(Dataset rows about figures)
#####
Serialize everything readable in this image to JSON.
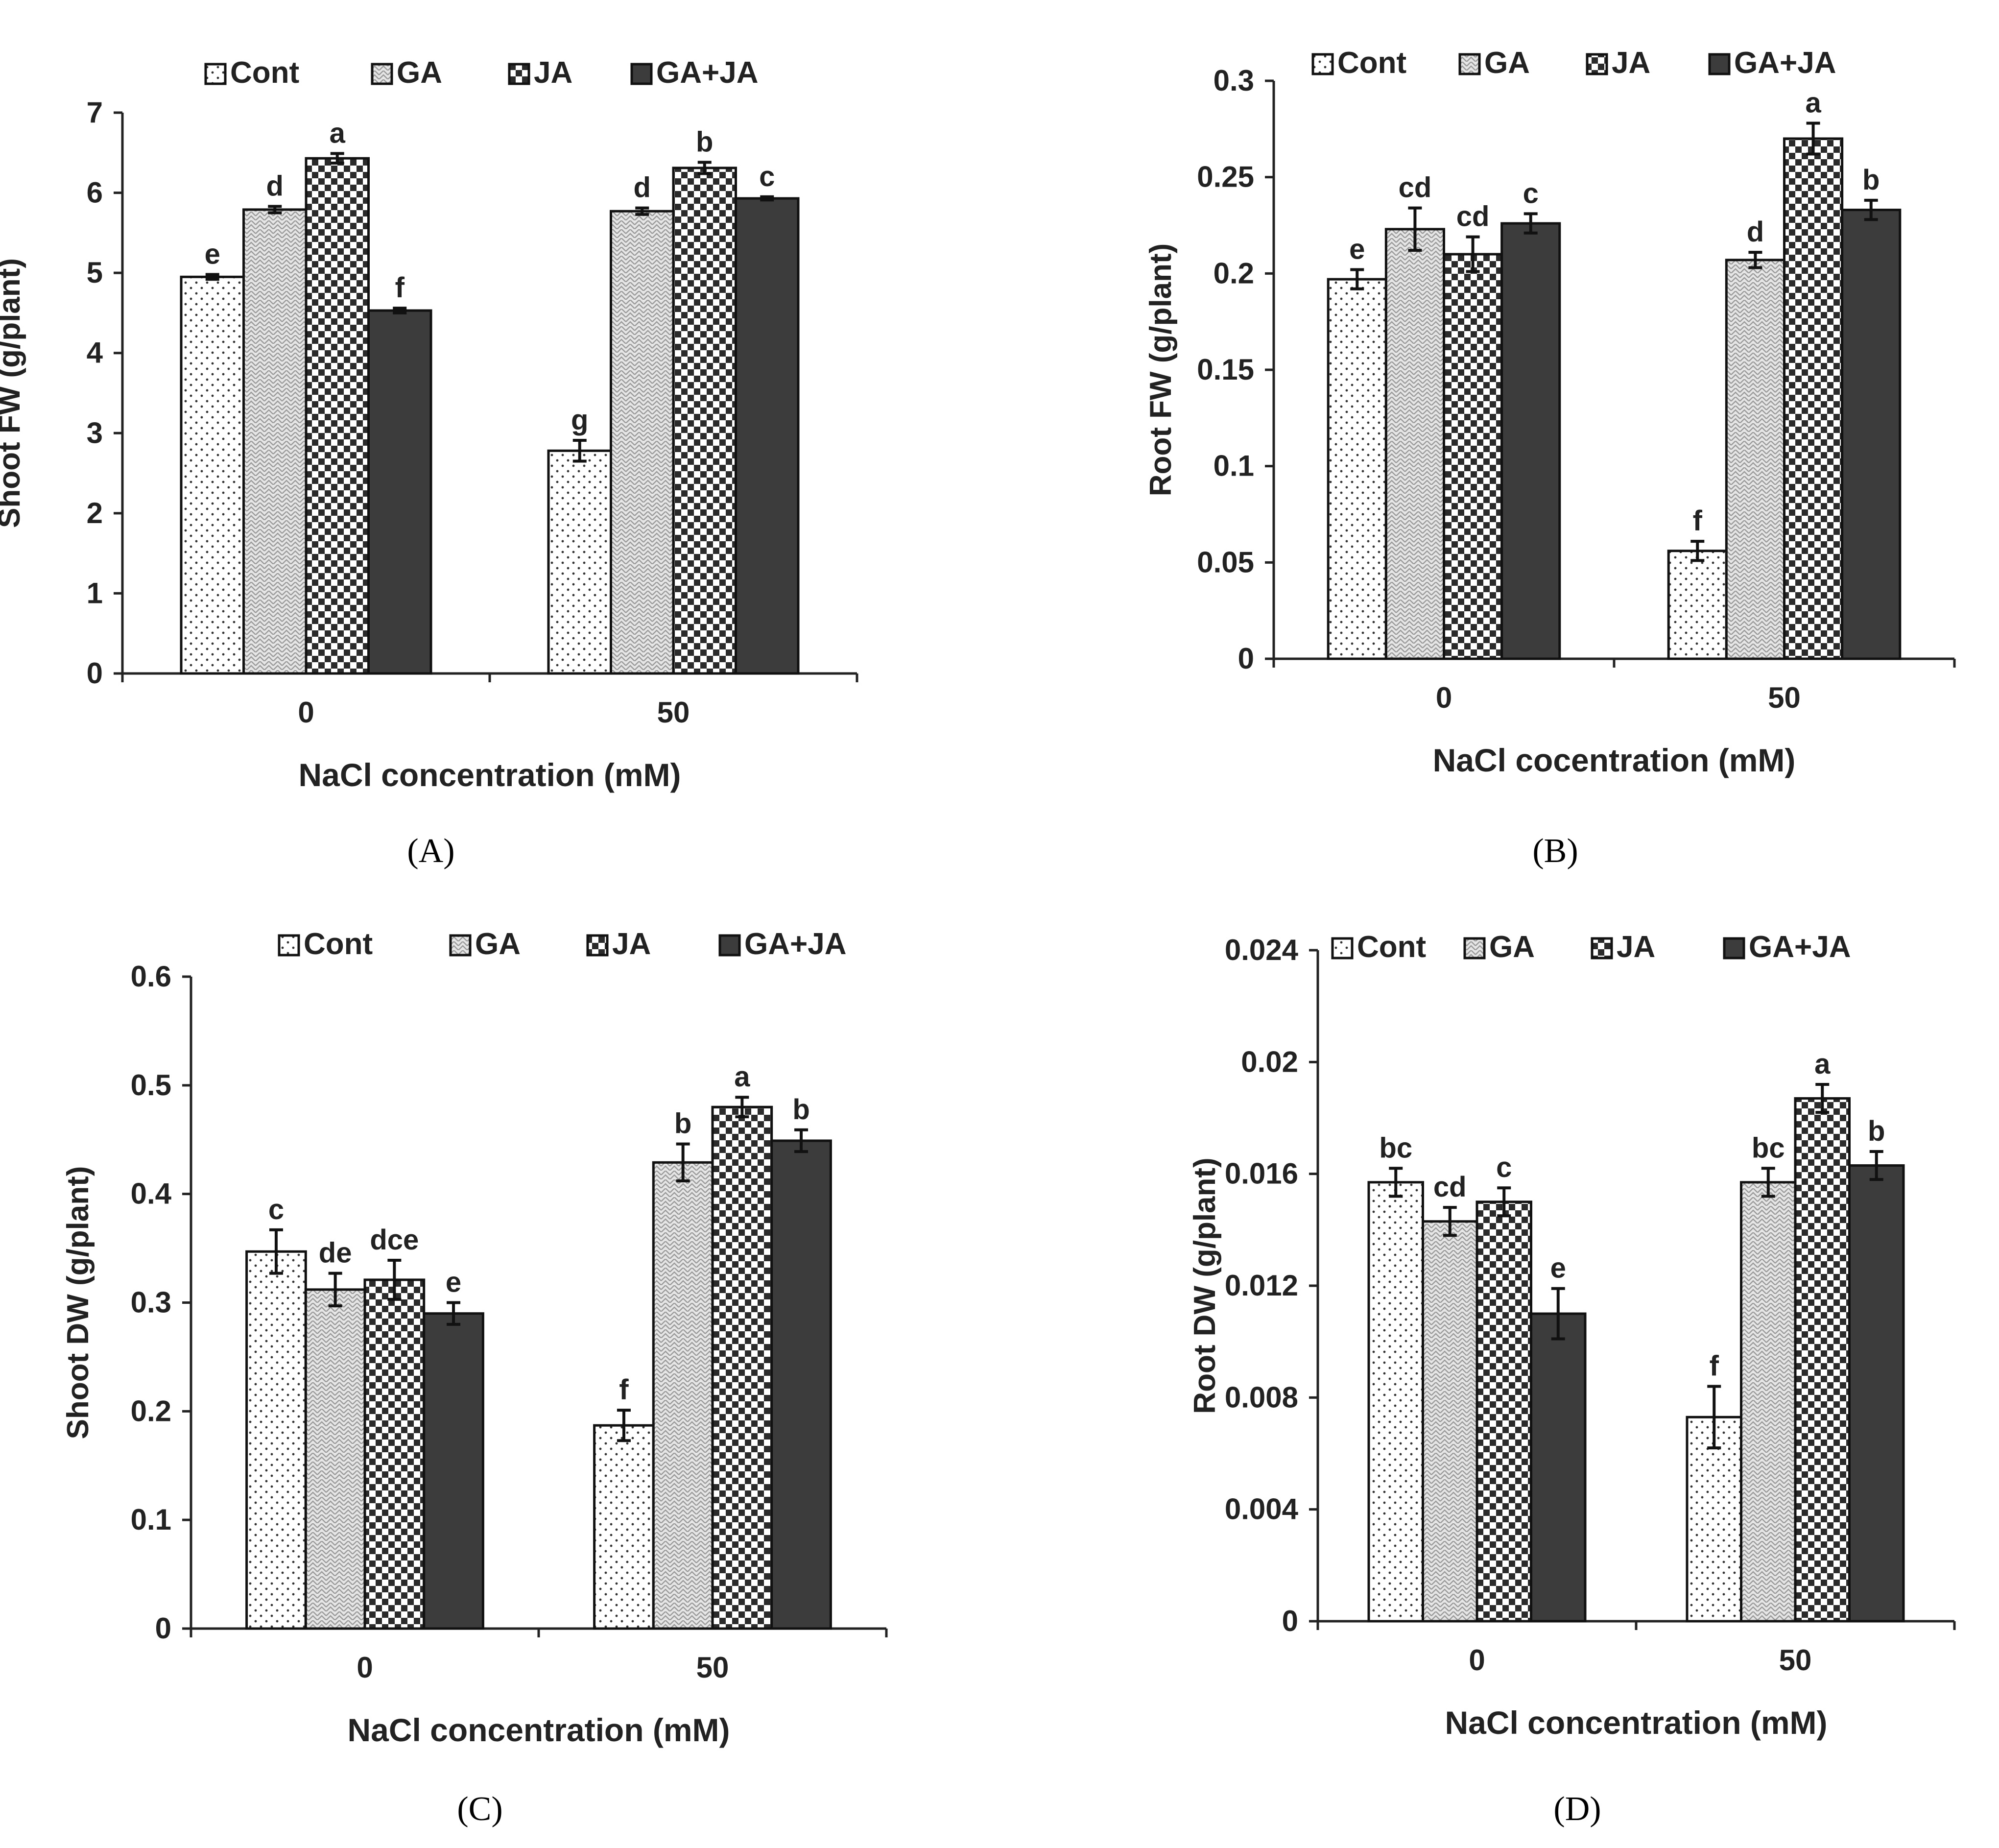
{
  "figure": {
    "legend_series": [
      "Cont",
      "GA",
      "JA",
      "GA+JA"
    ],
    "series_colors": {
      "Cont": "#ffffff",
      "GA": "#dcdcdc",
      "JA": "#333333",
      "GA+JA": "#3a3a3a"
    }
  },
  "chart_data": [
    {
      "type": "bar",
      "panel_label": "(A)",
      "categories": [
        "0",
        "50"
      ],
      "xlabel": "NaCl concentration (mM)",
      "ylabel": "Shoot FW (g/plant)",
      "ylim": [
        0,
        7
      ],
      "yticks": [
        "0",
        "1",
        "2",
        "3",
        "4",
        "5",
        "6",
        "7"
      ],
      "ytick_values": [
        0,
        1,
        2,
        3,
        4,
        5,
        6,
        7
      ],
      "legend_position": "top",
      "grid": false,
      "series": [
        {
          "name": "Cont",
          "values": [
            4.95,
            2.78
          ],
          "errors": [
            0.03,
            0.13
          ],
          "letters": [
            "e",
            "g"
          ]
        },
        {
          "name": "GA",
          "values": [
            5.79,
            5.77
          ],
          "errors": [
            0.04,
            0.04
          ],
          "letters": [
            "d",
            "d"
          ]
        },
        {
          "name": "JA",
          "values": [
            6.43,
            6.31
          ],
          "errors": [
            0.06,
            0.07
          ],
          "letters": [
            "a",
            "b"
          ]
        },
        {
          "name": "GA+JA",
          "values": [
            4.53,
            5.93
          ],
          "errors": [
            0.03,
            0.02
          ],
          "letters": [
            "f",
            "c"
          ]
        }
      ]
    },
    {
      "type": "bar",
      "panel_label": "(B)",
      "categories": [
        "0",
        "50"
      ],
      "xlabel": "NaCl cocentration (mM)",
      "ylabel": "Root FW  (g/plant)",
      "ylim": [
        0,
        0.3
      ],
      "yticks": [
        "0",
        "0.05",
        "0.1",
        "0.15",
        "0.2",
        "0.25",
        "0.3"
      ],
      "ytick_values": [
        0,
        0.05,
        0.1,
        0.15,
        0.2,
        0.25,
        0.3
      ],
      "legend_position": "top",
      "grid": false,
      "series": [
        {
          "name": "Cont",
          "values": [
            0.197,
            0.056
          ],
          "errors": [
            0.005,
            0.005
          ],
          "letters": [
            "e",
            "f"
          ]
        },
        {
          "name": "GA",
          "values": [
            0.223,
            0.207
          ],
          "errors": [
            0.011,
            0.004
          ],
          "letters": [
            "cd",
            "d"
          ]
        },
        {
          "name": "JA",
          "values": [
            0.21,
            0.27
          ],
          "errors": [
            0.009,
            0.008
          ],
          "letters": [
            "cd",
            "a"
          ]
        },
        {
          "name": "GA+JA",
          "values": [
            0.226,
            0.233
          ],
          "errors": [
            0.005,
            0.005
          ],
          "letters": [
            "c",
            "b"
          ]
        }
      ]
    },
    {
      "type": "bar",
      "panel_label": "(C)",
      "categories": [
        "0",
        "50"
      ],
      "xlabel": "NaCl concentration (mM)",
      "ylabel": "Shoot DW (g/plant)",
      "ylim": [
        0,
        0.6
      ],
      "yticks": [
        "0",
        "0.1",
        "0.2",
        "0.3",
        "0.4",
        "0.5",
        "0.6"
      ],
      "ytick_values": [
        0,
        0.1,
        0.2,
        0.3,
        0.4,
        0.5,
        0.6
      ],
      "legend_position": "top",
      "grid": false,
      "series": [
        {
          "name": "Cont",
          "values": [
            0.347,
            0.187
          ],
          "errors": [
            0.02,
            0.014
          ],
          "letters": [
            "c",
            "f"
          ]
        },
        {
          "name": "GA",
          "values": [
            0.312,
            0.429
          ],
          "errors": [
            0.015,
            0.017
          ],
          "letters": [
            "de",
            "b"
          ]
        },
        {
          "name": "JA",
          "values": [
            0.321,
            0.48
          ],
          "errors": [
            0.018,
            0.009
          ],
          "letters": [
            "dce",
            "a"
          ]
        },
        {
          "name": "GA+JA",
          "values": [
            0.29,
            0.449
          ],
          "errors": [
            0.01,
            0.01
          ],
          "letters": [
            "e",
            "b"
          ]
        }
      ]
    },
    {
      "type": "bar",
      "panel_label": "(D)",
      "categories": [
        "0",
        "50"
      ],
      "xlabel": "NaCl concentration (mM)",
      "ylabel": "Root DW (g/plant)",
      "ylim": [
        0,
        0.024
      ],
      "yticks": [
        "0",
        "0.004",
        "0.008",
        "0.012",
        "0.016",
        "0.02",
        "0.024"
      ],
      "ytick_values": [
        0,
        0.004,
        0.008,
        0.012,
        0.016,
        0.02,
        0.024
      ],
      "legend_position": "top",
      "grid": false,
      "series": [
        {
          "name": "Cont",
          "values": [
            0.0157,
            0.0073
          ],
          "errors": [
            0.0005,
            0.0011
          ],
          "letters": [
            "bc",
            "f"
          ]
        },
        {
          "name": "GA",
          "values": [
            0.0143,
            0.0157
          ],
          "errors": [
            0.0005,
            0.0005
          ],
          "letters": [
            "cd",
            "bc"
          ]
        },
        {
          "name": "JA",
          "values": [
            0.015,
            0.0187
          ],
          "errors": [
            0.0005,
            0.0005
          ],
          "letters": [
            "c",
            "a"
          ]
        },
        {
          "name": "GA+JA",
          "values": [
            0.011,
            0.0163
          ],
          "errors": [
            0.0009,
            0.0005
          ],
          "letters": [
            "e",
            "b"
          ]
        }
      ]
    }
  ]
}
#####
> _WRITTEN PROBLEM_:
Pick out every line holding the string "Shoot" and return it.

> _COMPLETE ANSWER_:
      "ylabel": "Shoot FW (g/plant)",
      "ylabel": "Shoot DW (g/plant)",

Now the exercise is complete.